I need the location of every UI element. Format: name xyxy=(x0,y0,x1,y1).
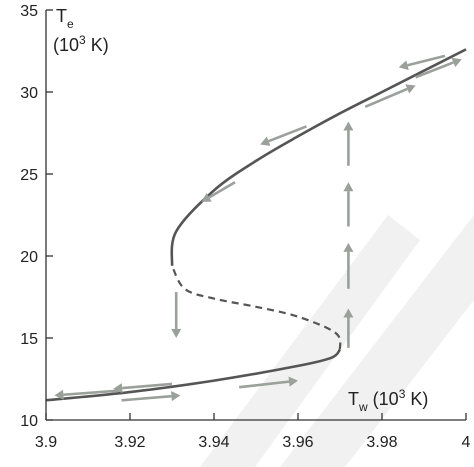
x-axis-title: Tw (103 K) xyxy=(348,387,428,414)
y-axis-unit: (103 K) xyxy=(53,33,109,55)
x-tick-label: 3.96 xyxy=(282,434,313,451)
x-ticks: 3.9 3.92 3.94 3.96 3.98 4 xyxy=(35,413,471,451)
direction-arrow xyxy=(343,121,354,166)
direction-arrow xyxy=(201,181,236,202)
direction-arrow xyxy=(54,389,122,400)
y-axis-title: Te xyxy=(56,6,74,31)
direction-arrow xyxy=(113,382,173,394)
direction-arrow xyxy=(343,182,354,227)
direction-arrow xyxy=(343,308,354,348)
direction-arrow xyxy=(239,376,298,389)
x-axis-symbol: T xyxy=(348,389,359,409)
direction-arrow xyxy=(415,57,462,79)
y-axis-symbol: T xyxy=(56,6,67,26)
plot-lines xyxy=(45,48,467,402)
y-tick-label: 35 xyxy=(20,3,38,20)
direction-arrows xyxy=(54,54,462,402)
direction-arrow xyxy=(121,391,181,402)
y-ticks: 10 15 20 25 30 35 xyxy=(20,3,53,430)
y-axis-subscript: e xyxy=(67,17,74,31)
series-line-2-dashed xyxy=(171,265,342,350)
direction-arrow xyxy=(343,242,354,289)
direction-arrow xyxy=(364,84,416,108)
y-tick-label: 30 xyxy=(20,85,38,102)
watermark xyxy=(200,215,474,467)
x-tick-label: 4 xyxy=(462,434,471,451)
direction-arrow xyxy=(260,125,307,146)
x-tick-label: 3.98 xyxy=(366,434,397,451)
x-tick-label: 3.9 xyxy=(35,434,57,451)
direction-arrow xyxy=(171,292,182,338)
y-tick-label: 15 xyxy=(20,331,38,348)
x-tick-label: 3.92 xyxy=(114,434,145,451)
series-line-3-solid xyxy=(170,48,467,266)
x-axis-subscript: w xyxy=(358,400,368,414)
y-tick-label: 25 xyxy=(20,167,38,184)
y-tick-label: 20 xyxy=(20,249,38,266)
x-tick-label: 3.94 xyxy=(198,434,229,451)
direction-arrow xyxy=(398,54,446,71)
series-line-1-solid xyxy=(45,348,342,402)
axes xyxy=(45,10,466,421)
y-tick-label: 10 xyxy=(20,413,38,430)
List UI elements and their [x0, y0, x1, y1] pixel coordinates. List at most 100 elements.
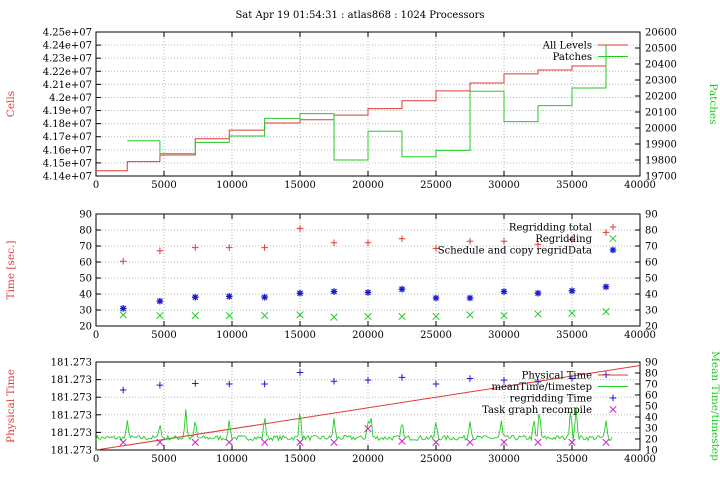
marker-regridding-time [296, 369, 304, 376]
marker-regridding [191, 311, 199, 320]
marker-regridding-total [568, 236, 576, 243]
marker-regridding [119, 311, 127, 319]
marker-schedule-copy [398, 285, 406, 293]
marker-regridding-total [432, 245, 440, 252]
y2-tick-label: 90 [645, 358, 658, 369]
marker-task-graph-recompile [225, 438, 233, 446]
marker-schedule-copy [261, 293, 268, 301]
marker-regridding-time [534, 378, 542, 386]
y-tick-label: 4.2e+07 [49, 93, 92, 104]
y-tick-label: 181.273 [51, 358, 92, 369]
y2-tick-label: 90 [645, 210, 658, 221]
legend-label: Regridding [535, 234, 592, 245]
marker-regridding [260, 311, 269, 320]
y-axis-label: Time [sec.] [5, 241, 17, 300]
y2-axis-label: Patches [707, 83, 719, 124]
marker-regridding-total [466, 237, 474, 245]
marker-task-graph-recompile [191, 438, 199, 446]
x-tick-label: 0 [93, 180, 99, 191]
y2-tick-label: 20300 [645, 76, 677, 87]
x-tick-label: 0 [93, 454, 99, 465]
x-tick-label: 40000 [624, 180, 656, 191]
y-tick-label: 4.14e+07 [43, 172, 92, 183]
marker-schedule-copy [364, 289, 372, 296]
marker-regridding-total [296, 225, 304, 232]
marker-regridding [156, 311, 164, 320]
y2-tick-label: 60 [645, 258, 658, 269]
marker-regridding-time [398, 374, 406, 381]
marker-regridding [330, 313, 338, 321]
marker-schedule-copy [500, 288, 508, 295]
marker-regridding-time [432, 380, 440, 388]
chart-title: Sat Apr 19 01:54:31 : atlas868 : 1024 Pr… [235, 10, 484, 21]
y2-tick-label: 40 [645, 290, 658, 301]
y-tick-label: 4.17e+07 [43, 132, 92, 143]
y-tick-label: 80 [79, 226, 92, 237]
panel-physical-time: 0 5000 10000 15000 20000 25000 30000 35000 40000… [5, 351, 720, 465]
legend-label: Patches [553, 52, 592, 63]
marker-schedule-copy [225, 293, 233, 300]
y2-axis-label: Mean Time/timestep [709, 351, 720, 461]
x-tick-label: 20000 [352, 330, 384, 341]
x-tick-label: 10000 [216, 454, 248, 465]
panel-regridding-time: 0 5000 10000 15000 20000 25000 30000 35000 40000… [5, 210, 658, 342]
x-tick-label: 40000 [624, 454, 656, 465]
x-tick-label: 30000 [488, 180, 520, 191]
y2-tick-label: 30 [645, 424, 658, 435]
y-tick-label: 4.24e+07 [43, 41, 92, 52]
y-tick-label: 181.273 [51, 446, 92, 457]
y2-tick-label: 20 [645, 322, 658, 333]
y2-tick-label: 80 [645, 226, 658, 237]
plot-frame [95, 213, 641, 327]
y-tick-label: 60 [79, 258, 92, 269]
marker-task-graph-recompile [119, 438, 127, 446]
y-tick-label: 4.21e+07 [43, 80, 92, 91]
marker-task-graph-recompile [432, 438, 440, 446]
marker-schedule-copy [296, 289, 304, 297]
marker-schedule-copy [602, 283, 610, 291]
y-tick-label: 4.22e+07 [43, 67, 92, 78]
marker-task-graph-recompile [500, 438, 508, 446]
legend-label: Schedule and copy regridData [438, 246, 592, 257]
marker-regridding [568, 309, 576, 317]
marker-regridding-total [261, 244, 268, 251]
y-tick-label: 30 [79, 306, 92, 317]
marker-regridding-total [119, 257, 127, 265]
marker-regridding-time [330, 377, 338, 385]
marker-regridding-total [500, 237, 508, 245]
y-tick-label: 4.19e+07 [43, 106, 92, 117]
marker-regridding [602, 307, 610, 316]
y-tick-label: 90 [79, 210, 92, 221]
y2-tick-label: 50 [645, 402, 658, 413]
plot-frame [95, 361, 641, 451]
marker-regridding-total [225, 244, 233, 251]
marker-task-graph-recompile [364, 424, 372, 433]
y2-tick-label: 40 [645, 413, 658, 424]
marker-regridding-total [330, 239, 338, 247]
y2-tick-label: 20600 [645, 28, 677, 39]
marker-regridding [398, 312, 406, 321]
marker-task-graph-recompile [568, 438, 576, 446]
y2-tick-label: 20100 [645, 108, 677, 119]
x-tick-label: 15000 [284, 330, 316, 341]
y-tick-label: 70 [79, 242, 92, 253]
y2-tick-label: 20400 [645, 60, 677, 71]
marker-schedule-copy [191, 293, 199, 301]
y2-tick-label: 20200 [645, 92, 677, 103]
marker-regridding [500, 311, 508, 320]
marker-task-graph-recompile [466, 438, 474, 446]
legend-label: Regridding total [509, 223, 592, 234]
x-tick-label: 30000 [488, 330, 520, 341]
y-tick-label: 50 [79, 274, 92, 285]
marker-regridding [534, 310, 542, 318]
y-tick-label: 4.25e+07 [43, 28, 92, 39]
y-tick-label: 40 [79, 290, 92, 301]
marker-regridding-total [534, 241, 542, 248]
marker-regridding-time [191, 380, 199, 387]
y2-tick-label: 80 [645, 369, 658, 380]
y-tick-label: 181.273 [51, 428, 92, 439]
marker-schedule-copy [432, 294, 440, 302]
legend-label: meanTime/timestep [491, 382, 592, 393]
legend-marker [609, 223, 617, 231]
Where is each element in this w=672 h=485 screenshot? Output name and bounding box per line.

**Problem:** Identify each line in the listing above that contains the string "task", treating uppercase and lowercase letters as different.

**Solution to the exercise:**
marker-task-graph-recompile [225, 438, 233, 446]
marker-task-graph-recompile [191, 438, 199, 446]
marker-task-graph-recompile [119, 438, 127, 446]
marker-task-graph-recompile [432, 438, 440, 446]
marker-task-graph-recompile [500, 438, 508, 446]
marker-task-graph-recompile [364, 424, 372, 433]
marker-task-graph-recompile [568, 438, 576, 446]
marker-task-graph-recompile [466, 438, 474, 446]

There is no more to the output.